TASK REQUIREMENTS: Type every record exactly as it appears.

──────── RECORDS FOR THE TASK

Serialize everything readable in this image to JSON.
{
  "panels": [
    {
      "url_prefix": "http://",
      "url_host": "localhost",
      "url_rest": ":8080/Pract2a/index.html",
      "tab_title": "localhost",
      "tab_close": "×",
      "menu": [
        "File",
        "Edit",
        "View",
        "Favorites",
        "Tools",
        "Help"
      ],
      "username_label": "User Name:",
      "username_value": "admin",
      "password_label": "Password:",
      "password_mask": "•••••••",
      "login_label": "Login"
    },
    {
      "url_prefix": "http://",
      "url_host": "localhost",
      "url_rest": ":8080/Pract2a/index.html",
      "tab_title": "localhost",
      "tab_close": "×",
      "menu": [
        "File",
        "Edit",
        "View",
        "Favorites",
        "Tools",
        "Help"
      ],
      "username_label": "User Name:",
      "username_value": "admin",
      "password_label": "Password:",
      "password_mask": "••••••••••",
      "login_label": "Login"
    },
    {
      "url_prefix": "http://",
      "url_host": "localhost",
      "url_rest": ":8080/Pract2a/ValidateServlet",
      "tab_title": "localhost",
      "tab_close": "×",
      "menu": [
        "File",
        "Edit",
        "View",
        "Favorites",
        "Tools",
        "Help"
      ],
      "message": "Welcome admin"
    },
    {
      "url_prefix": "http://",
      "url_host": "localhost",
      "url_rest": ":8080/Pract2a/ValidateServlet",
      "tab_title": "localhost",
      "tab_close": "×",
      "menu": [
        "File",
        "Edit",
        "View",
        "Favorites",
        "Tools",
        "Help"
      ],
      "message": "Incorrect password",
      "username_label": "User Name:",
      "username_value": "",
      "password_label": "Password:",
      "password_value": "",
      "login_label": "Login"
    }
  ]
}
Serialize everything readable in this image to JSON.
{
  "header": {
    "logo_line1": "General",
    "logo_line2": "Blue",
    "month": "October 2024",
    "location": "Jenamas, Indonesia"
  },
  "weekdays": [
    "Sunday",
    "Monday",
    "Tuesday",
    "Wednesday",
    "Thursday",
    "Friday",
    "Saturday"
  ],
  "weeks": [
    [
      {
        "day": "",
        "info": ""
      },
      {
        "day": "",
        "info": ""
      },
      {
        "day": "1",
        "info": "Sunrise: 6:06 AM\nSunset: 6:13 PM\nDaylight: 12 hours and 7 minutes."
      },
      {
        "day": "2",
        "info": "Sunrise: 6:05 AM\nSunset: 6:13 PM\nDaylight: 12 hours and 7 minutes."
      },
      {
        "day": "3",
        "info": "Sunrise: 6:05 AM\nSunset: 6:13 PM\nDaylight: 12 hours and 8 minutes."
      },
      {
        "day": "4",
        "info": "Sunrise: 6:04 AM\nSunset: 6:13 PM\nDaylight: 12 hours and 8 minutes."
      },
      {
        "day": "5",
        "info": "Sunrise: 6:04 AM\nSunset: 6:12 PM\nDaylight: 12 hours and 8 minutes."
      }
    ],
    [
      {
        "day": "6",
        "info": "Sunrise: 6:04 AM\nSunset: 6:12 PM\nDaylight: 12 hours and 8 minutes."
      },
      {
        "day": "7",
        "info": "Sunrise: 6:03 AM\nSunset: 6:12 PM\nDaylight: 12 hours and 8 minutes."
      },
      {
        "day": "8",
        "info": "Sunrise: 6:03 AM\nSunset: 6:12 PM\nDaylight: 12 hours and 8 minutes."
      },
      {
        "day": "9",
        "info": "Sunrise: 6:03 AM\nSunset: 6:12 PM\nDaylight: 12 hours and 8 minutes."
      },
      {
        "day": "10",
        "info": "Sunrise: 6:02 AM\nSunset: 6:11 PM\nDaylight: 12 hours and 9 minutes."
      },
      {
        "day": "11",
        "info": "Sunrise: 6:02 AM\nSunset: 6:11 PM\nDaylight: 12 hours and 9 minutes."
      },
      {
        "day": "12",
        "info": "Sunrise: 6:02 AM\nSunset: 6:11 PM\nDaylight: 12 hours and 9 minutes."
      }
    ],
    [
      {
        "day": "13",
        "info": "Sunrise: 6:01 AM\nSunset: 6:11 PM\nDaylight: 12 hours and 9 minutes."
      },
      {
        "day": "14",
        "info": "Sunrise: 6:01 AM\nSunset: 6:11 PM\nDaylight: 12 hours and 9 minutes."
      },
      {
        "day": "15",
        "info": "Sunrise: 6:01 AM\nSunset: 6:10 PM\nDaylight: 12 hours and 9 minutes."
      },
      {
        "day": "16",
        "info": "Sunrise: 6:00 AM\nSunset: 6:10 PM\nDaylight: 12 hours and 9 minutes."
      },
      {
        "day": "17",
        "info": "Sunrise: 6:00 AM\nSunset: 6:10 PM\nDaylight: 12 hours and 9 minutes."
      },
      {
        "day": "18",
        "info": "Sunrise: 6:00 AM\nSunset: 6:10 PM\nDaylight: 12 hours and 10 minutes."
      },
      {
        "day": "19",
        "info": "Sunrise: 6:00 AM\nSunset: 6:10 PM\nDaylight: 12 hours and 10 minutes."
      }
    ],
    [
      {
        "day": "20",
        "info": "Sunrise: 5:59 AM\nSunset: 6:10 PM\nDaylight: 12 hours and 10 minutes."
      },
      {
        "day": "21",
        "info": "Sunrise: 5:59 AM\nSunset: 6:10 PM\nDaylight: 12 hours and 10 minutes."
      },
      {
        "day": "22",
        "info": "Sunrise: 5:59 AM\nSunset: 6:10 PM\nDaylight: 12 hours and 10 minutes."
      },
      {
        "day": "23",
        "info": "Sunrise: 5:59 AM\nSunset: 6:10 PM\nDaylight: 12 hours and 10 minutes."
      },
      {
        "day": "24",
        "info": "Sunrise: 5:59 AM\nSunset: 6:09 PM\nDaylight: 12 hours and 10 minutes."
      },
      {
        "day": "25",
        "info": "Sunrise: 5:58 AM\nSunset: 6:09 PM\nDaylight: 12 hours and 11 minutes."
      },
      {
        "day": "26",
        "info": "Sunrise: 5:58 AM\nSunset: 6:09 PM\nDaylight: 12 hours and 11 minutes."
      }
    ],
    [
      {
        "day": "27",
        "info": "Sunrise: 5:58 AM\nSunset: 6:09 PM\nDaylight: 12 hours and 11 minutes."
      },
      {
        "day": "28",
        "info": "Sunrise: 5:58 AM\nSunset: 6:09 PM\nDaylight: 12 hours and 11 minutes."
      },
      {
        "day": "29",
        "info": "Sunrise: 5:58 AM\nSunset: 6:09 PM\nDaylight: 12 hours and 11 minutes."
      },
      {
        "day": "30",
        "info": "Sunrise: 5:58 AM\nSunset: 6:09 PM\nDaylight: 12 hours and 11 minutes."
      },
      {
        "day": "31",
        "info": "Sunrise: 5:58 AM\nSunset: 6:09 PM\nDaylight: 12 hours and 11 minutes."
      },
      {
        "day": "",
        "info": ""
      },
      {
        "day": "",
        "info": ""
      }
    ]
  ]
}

────────────────

TASK SOLUTION:
Serialize everything readable in this image to JSON.
{
  "panels": [
    {
      "url_prefix": "http://",
      "url_host": "localhost",
      "url_rest": ":8080/Pract2a/index.html",
      "tab_title": "localhost",
      "tab_close": "×",
      "menu": [
        "File",
        "Edit",
        "View",
        "Favorites",
        "Tools",
        "Help"
      ],
      "username_label": "User Name:",
      "username_value": "admin",
      "password_label": "Password:",
      "password_mask": "•••••••",
      "login_label": "Login"
    },
    {
      "url_prefix": "http://",
      "url_host": "localhost",
      "url_rest": ":8080/Pract2a/index.html",
      "tab_title": "localhost",
      "tab_close": "×",
      "menu": [
        "File",
        "Edit",
        "View",
        "Favorites",
        "Tools",
        "Help"
      ],
      "username_label": "User Name:",
      "username_value": "admin",
      "password_label": "Password:",
      "password_mask": "••••••••••",
      "login_label": "Login"
    },
    {
      "url_prefix": "http://",
      "url_host": "localhost",
      "url_rest": ":8080/Pract2a/ValidateServlet",
      "tab_title": "localhost",
      "tab_close": "×",
      "menu": [
        "File",
        "Edit",
        "View",
        "Favorites",
        "Tools",
        "Help"
      ],
      "message": "Welcome admin"
    },
    {
      "url_prefix": "http://",
      "url_host": "localhost",
      "url_rest": ":8080/Pract2a/ValidateServlet",
      "tab_title": "localhost",
      "tab_close": "×",
      "menu": [
        "File",
        "Edit",
        "View",
        "Favorites",
        "Tools",
        "Help"
      ],
      "message": "Incorrect password",
      "username_label": "User Name:",
      "username_value": "",
      "password_label": "Password:",
      "password_value": "",
      "login_label": "Login"
    }
  ]
}
Serialize everything readable in this image to JSON.
{
  "header": {
    "logo_line1": "General",
    "logo_line2": "Blue",
    "month": "October 2024",
    "location": "Jenamas, Indonesia"
  },
  "weekdays": [
    "Sunday",
    "Monday",
    "Tuesday",
    "Wednesday",
    "Thursday",
    "Friday",
    "Saturday"
  ],
  "weeks": [
    [
      {
        "day": "",
        "info": ""
      },
      {
        "day": "",
        "info": ""
      },
      {
        "day": "1",
        "info": "Sunrise: 6:06 AM\nSunset: 6:13 PM\nDaylight: 12 hours and 7 minutes."
      },
      {
        "day": "2",
        "info": "Sunrise: 6:05 AM\nSunset: 6:13 PM\nDaylight: 12 hours and 7 minutes."
      },
      {
        "day": "3",
        "info": "Sunrise: 6:05 AM\nSunset: 6:13 PM\nDaylight: 12 hours and 8 minutes."
      },
      {
        "day": "4",
        "info": "Sunrise: 6:04 AM\nSunset: 6:13 PM\nDaylight: 12 hours and 8 minutes."
      },
      {
        "day": "5",
        "info": "Sunrise: 6:04 AM\nSunset: 6:12 PM\nDaylight: 12 hours and 8 minutes."
      }
    ],
    [
      {
        "day": "6",
        "info": "Sunrise: 6:04 AM\nSunset: 6:12 PM\nDaylight: 12 hours and 8 minutes."
      },
      {
        "day": "7",
        "info": "Sunrise: 6:03 AM\nSunset: 6:12 PM\nDaylight: 12 hours and 8 minutes."
      },
      {
        "day": "8",
        "info": "Sunrise: 6:03 AM\nSunset: 6:12 PM\nDaylight: 12 hours and 8 minutes."
      },
      {
        "day": "9",
        "info": "Sunrise: 6:03 AM\nSunset: 6:12 PM\nDaylight: 12 hours and 8 minutes."
      },
      {
        "day": "10",
        "info": "Sunrise: 6:02 AM\nSunset: 6:11 PM\nDaylight: 12 hours and 9 minutes."
      },
      {
        "day": "11",
        "info": "Sunrise: 6:02 AM\nSunset: 6:11 PM\nDaylight: 12 hours and 9 minutes."
      },
      {
        "day": "12",
        "info": "Sunrise: 6:02 AM\nSunset: 6:11 PM\nDaylight: 12 hours and 9 minutes."
      }
    ],
    [
      {
        "day": "13",
        "info": "Sunrise: 6:01 AM\nSunset: 6:11 PM\nDaylight: 12 hours and 9 minutes."
      },
      {
        "day": "14",
        "info": "Sunrise: 6:01 AM\nSunset: 6:11 PM\nDaylight: 12 hours and 9 minutes."
      },
      {
        "day": "15",
        "info": "Sunrise: 6:01 AM\nSunset: 6:10 PM\nDaylight: 12 hours and 9 minutes."
      },
      {
        "day": "16",
        "info": "Sunrise: 6:00 AM\nSunset: 6:10 PM\nDaylight: 12 hours and 9 minutes."
      },
      {
        "day": "17",
        "info": "Sunrise: 6:00 AM\nSunset: 6:10 PM\nDaylight: 12 hours and 9 minutes."
      },
      {
        "day": "18",
        "info": "Sunrise: 6:00 AM\nSunset: 6:10 PM\nDaylight: 12 hours and 10 minutes."
      },
      {
        "day": "19",
        "info": "Sunrise: 6:00 AM\nSunset: 6:10 PM\nDaylight: 12 hours and 10 minutes."
      }
    ],
    [
      {
        "day": "20",
        "info": "Sunrise: 5:59 AM\nSunset: 6:10 PM\nDaylight: 12 hours and 10 minutes."
      },
      {
        "day": "21",
        "info": "Sunrise: 5:59 AM\nSunset: 6:10 PM\nDaylight: 12 hours and 10 minutes."
      },
      {
        "day": "22",
        "info": "Sunrise: 5:59 AM\nSunset: 6:10 PM\nDaylight: 12 hours and 10 minutes."
      },
      {
        "day": "23",
        "info": "Sunrise: 5:59 AM\nSunset: 6:10 PM\nDaylight: 12 hours and 10 minutes."
      },
      {
        "day": "24",
        "info": "Sunrise: 5:59 AM\nSunset: 6:09 PM\nDaylight: 12 hours and 10 minutes."
      },
      {
        "day": "25",
        "info": "Sunrise: 5:58 AM\nSunset: 6:09 PM\nDaylight: 12 hours and 11 minutes."
      },
      {
        "day": "26",
        "info": "Sunrise: 5:58 AM\nSunset: 6:09 PM\nDaylight: 12 hours and 11 minutes."
      }
    ],
    [
      {
        "day": "27",
        "info": "Sunrise: 5:58 AM\nSunset: 6:09 PM\nDaylight: 12 hours and 11 minutes."
      },
      {
        "day": "28",
        "info": "Sunrise: 5:58 AM\nSunset: 6:09 PM\nDaylight: 12 hours and 11 minutes."
      },
      {
        "day": "29",
        "info": "Sunrise: 5:58 AM\nSunset: 6:09 PM\nDaylight: 12 hours and 11 minutes."
      },
      {
        "day": "30",
        "info": "Sunrise: 5:58 AM\nSunset: 6:09 PM\nDaylight: 12 hours and 11 minutes."
      },
      {
        "day": "31",
        "info": "Sunrise: 5:58 AM\nSunset: 6:09 PM\nDaylight: 12 hours and 11 minutes."
      },
      {
        "day": "",
        "info": ""
      },
      {
        "day": "",
        "info": ""
      }
    ]
  ]
}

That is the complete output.